(begin)

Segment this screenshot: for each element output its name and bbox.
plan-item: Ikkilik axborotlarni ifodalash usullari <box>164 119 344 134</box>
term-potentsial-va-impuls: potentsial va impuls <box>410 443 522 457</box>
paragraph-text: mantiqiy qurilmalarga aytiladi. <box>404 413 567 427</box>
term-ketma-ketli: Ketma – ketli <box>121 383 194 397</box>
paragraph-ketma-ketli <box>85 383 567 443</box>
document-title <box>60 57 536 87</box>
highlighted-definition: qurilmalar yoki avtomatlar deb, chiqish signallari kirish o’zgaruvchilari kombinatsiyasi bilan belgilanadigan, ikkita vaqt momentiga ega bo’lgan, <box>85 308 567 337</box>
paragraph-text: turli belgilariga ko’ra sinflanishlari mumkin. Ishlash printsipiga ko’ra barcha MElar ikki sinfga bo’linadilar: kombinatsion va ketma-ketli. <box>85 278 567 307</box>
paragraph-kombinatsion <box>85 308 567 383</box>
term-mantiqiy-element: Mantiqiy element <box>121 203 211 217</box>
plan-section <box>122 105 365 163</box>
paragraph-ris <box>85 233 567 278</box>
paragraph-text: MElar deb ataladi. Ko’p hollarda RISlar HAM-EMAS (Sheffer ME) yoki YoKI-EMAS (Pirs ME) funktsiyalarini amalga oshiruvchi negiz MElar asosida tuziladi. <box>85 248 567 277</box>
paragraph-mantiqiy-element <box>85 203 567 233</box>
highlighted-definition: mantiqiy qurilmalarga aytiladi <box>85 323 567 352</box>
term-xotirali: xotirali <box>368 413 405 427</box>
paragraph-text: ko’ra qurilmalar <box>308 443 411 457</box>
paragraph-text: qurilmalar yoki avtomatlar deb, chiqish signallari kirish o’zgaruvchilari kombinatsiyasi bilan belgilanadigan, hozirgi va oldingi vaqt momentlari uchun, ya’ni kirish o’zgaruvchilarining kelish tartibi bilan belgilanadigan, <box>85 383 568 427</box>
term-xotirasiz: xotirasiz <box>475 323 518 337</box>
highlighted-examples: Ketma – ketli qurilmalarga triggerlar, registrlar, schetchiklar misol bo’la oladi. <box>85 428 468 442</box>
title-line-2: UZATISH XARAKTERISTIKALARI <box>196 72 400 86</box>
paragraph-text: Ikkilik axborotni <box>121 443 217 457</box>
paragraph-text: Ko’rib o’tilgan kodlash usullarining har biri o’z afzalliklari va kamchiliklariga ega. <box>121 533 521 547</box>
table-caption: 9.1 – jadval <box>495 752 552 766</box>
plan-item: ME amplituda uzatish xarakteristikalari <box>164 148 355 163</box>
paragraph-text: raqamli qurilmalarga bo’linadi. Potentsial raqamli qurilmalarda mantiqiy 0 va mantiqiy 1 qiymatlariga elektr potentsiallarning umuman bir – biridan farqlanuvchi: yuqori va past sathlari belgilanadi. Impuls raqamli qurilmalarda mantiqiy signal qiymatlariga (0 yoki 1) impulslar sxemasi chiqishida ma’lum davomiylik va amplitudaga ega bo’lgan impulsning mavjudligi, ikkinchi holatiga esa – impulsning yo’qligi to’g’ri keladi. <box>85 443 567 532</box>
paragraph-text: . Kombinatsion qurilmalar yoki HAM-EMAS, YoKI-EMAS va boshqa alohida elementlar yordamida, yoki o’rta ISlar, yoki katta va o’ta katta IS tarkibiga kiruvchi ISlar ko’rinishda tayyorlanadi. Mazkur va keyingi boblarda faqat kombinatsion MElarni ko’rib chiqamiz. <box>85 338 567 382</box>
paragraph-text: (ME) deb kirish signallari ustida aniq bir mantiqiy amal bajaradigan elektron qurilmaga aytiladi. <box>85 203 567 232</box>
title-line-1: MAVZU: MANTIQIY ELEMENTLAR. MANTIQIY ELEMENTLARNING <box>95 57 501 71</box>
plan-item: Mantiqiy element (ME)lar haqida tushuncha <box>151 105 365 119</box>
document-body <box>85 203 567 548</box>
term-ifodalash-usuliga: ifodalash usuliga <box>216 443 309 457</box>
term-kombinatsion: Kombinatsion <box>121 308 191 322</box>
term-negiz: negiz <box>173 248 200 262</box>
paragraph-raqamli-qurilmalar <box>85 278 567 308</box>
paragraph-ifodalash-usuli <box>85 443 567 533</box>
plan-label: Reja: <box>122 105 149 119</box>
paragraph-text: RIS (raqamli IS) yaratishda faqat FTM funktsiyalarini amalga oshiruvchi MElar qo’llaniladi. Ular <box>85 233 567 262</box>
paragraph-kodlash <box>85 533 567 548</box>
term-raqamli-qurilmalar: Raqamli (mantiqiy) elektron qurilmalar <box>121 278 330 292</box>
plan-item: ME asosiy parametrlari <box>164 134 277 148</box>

(end)

### [What you will do]
Copy out every line of the records above, keeping each one identical to the original.

### [Correct output]
Segment this screenshot: for each element output its name and bbox.
plan-item: Ikkilik axborotlarni ifodalash usullari <box>164 119 344 134</box>
term-potentsial-va-impuls: potentsial va impuls <box>410 443 522 457</box>
paragraph-text: mantiqiy qurilmalarga aytiladi. <box>404 413 567 427</box>
term-ketma-ketli: Ketma – ketli <box>121 383 194 397</box>
paragraph-ketma-ketli <box>85 383 567 443</box>
document-title <box>60 57 536 87</box>
highlighted-definition: qurilmalar yoki avtomatlar deb, chiqish signallari kirish o’zgaruvchilari kombinatsiyasi bilan belgilanadigan, ikkita vaqt momentiga ega bo’lgan, <box>85 308 567 337</box>
paragraph-text: turli belgilariga ko’ra sinflanishlari mumkin. Ishlash printsipiga ko’ra barcha MElar ikki sinfga bo’linadilar: kombinatsion va ketma-ketli. <box>85 278 567 307</box>
paragraph-kombinatsion <box>85 308 567 383</box>
term-mantiqiy-element: Mantiqiy element <box>121 203 211 217</box>
plan-section <box>122 105 365 163</box>
paragraph-ris <box>85 233 567 278</box>
paragraph-text: MElar deb ataladi. Ko’p hollarda RISlar HAM-EMAS (Sheffer ME) yoki YoKI-EMAS (Pirs ME) funktsiyalarini amalga oshiruvchi negiz MElar asosida tuziladi. <box>85 248 567 277</box>
paragraph-mantiqiy-element <box>85 203 567 233</box>
highlighted-definition: mantiqiy qurilmalarga aytiladi <box>85 323 567 352</box>
term-xotirali: xotirali <box>368 413 405 427</box>
paragraph-text: ko’ra qurilmalar <box>308 443 411 457</box>
paragraph-text: qurilmalar yoki avtomatlar deb, chiqish signallari kirish o’zgaruvchilari kombinatsiyasi bilan belgilanadigan, hozirgi va oldingi vaqt momentlari uchun, ya’ni kirish o’zgaruvchilarining kelish tartibi bilan belgilanadigan, <box>85 383 568 427</box>
term-xotirasiz: xotirasiz <box>475 323 518 337</box>
highlighted-examples: Ketma – ketli qurilmalarga triggerlar, registrlar, schetchiklar misol bo’la oladi. <box>85 428 468 442</box>
title-line-2: UZATISH XARAKTERISTIKALARI <box>196 72 400 86</box>
paragraph-text: Ikkilik axborotni <box>121 443 217 457</box>
paragraph-text: Ko’rib o’tilgan kodlash usullarining har biri o’z afzalliklari va kamchiliklariga ega. <box>121 533 521 547</box>
table-caption: 9.1 – jadval <box>495 752 552 766</box>
plan-item: ME amplituda uzatish xarakteristikalari <box>164 148 355 163</box>
paragraph-text: raqamli qurilmalarga bo’linadi. Potentsial raqamli qurilmalarda mantiqiy 0 va mantiqiy 1 qiymatlariga elektr potentsiallarning umuman bir – biridan farqlanuvchi: yuqori va past sathlari belgilanadi. Impuls raqamli qurilmalarda mantiqiy signal qiymatlariga (0 yoki 1) impulslar sxemasi chiqishida ma’lum davomiylik va amplitudaga ega bo’lgan impulsning mavjudligi, ikkinchi holatiga esa – impulsning yo’qligi to’g’ri keladi. <box>85 443 567 532</box>
paragraph-text: . Kombinatsion qurilmalar yoki HAM-EMAS, YoKI-EMAS va boshqa alohida elementlar yordamida, yoki o’rta ISlar, yoki katta va o’ta katta IS tarkibiga kiruvchi ISlar ko’rinishda tayyorlanadi. Mazkur va keyingi boblarda faqat kombinatsion MElarni ko’rib chiqamiz. <box>85 338 567 382</box>
paragraph-text: (ME) deb kirish signallari ustida aniq bir mantiqiy amal bajaradigan elektron qurilmaga aytiladi. <box>85 203 567 232</box>
title-line-1: MAVZU: MANTIQIY ELEMENTLAR. MANTIQIY ELEMENTLARNING <box>95 57 501 71</box>
plan-item: Mantiqiy element (ME)lar haqida tushuncha <box>151 105 365 119</box>
document-body <box>85 203 567 548</box>
term-ifodalash-usuliga: ifodalash usuliga <box>216 443 309 457</box>
term-kombinatsion: Kombinatsion <box>121 308 191 322</box>
term-negiz: negiz <box>173 248 200 262</box>
paragraph-raqamli-qurilmalar <box>85 278 567 308</box>
paragraph-ifodalash-usuli <box>85 443 567 533</box>
plan-label: Reja: <box>122 105 149 119</box>
paragraph-text: RIS (raqamli IS) yaratishda faqat FTM funktsiyalarini amalga oshiruvchi MElar qo’llaniladi. Ular <box>85 233 567 262</box>
paragraph-kodlash <box>85 533 567 548</box>
term-raqamli-qurilmalar: Raqamli (mantiqiy) elektron qurilmalar <box>121 278 330 292</box>
plan-item: ME asosiy parametrlari <box>164 134 277 148</box>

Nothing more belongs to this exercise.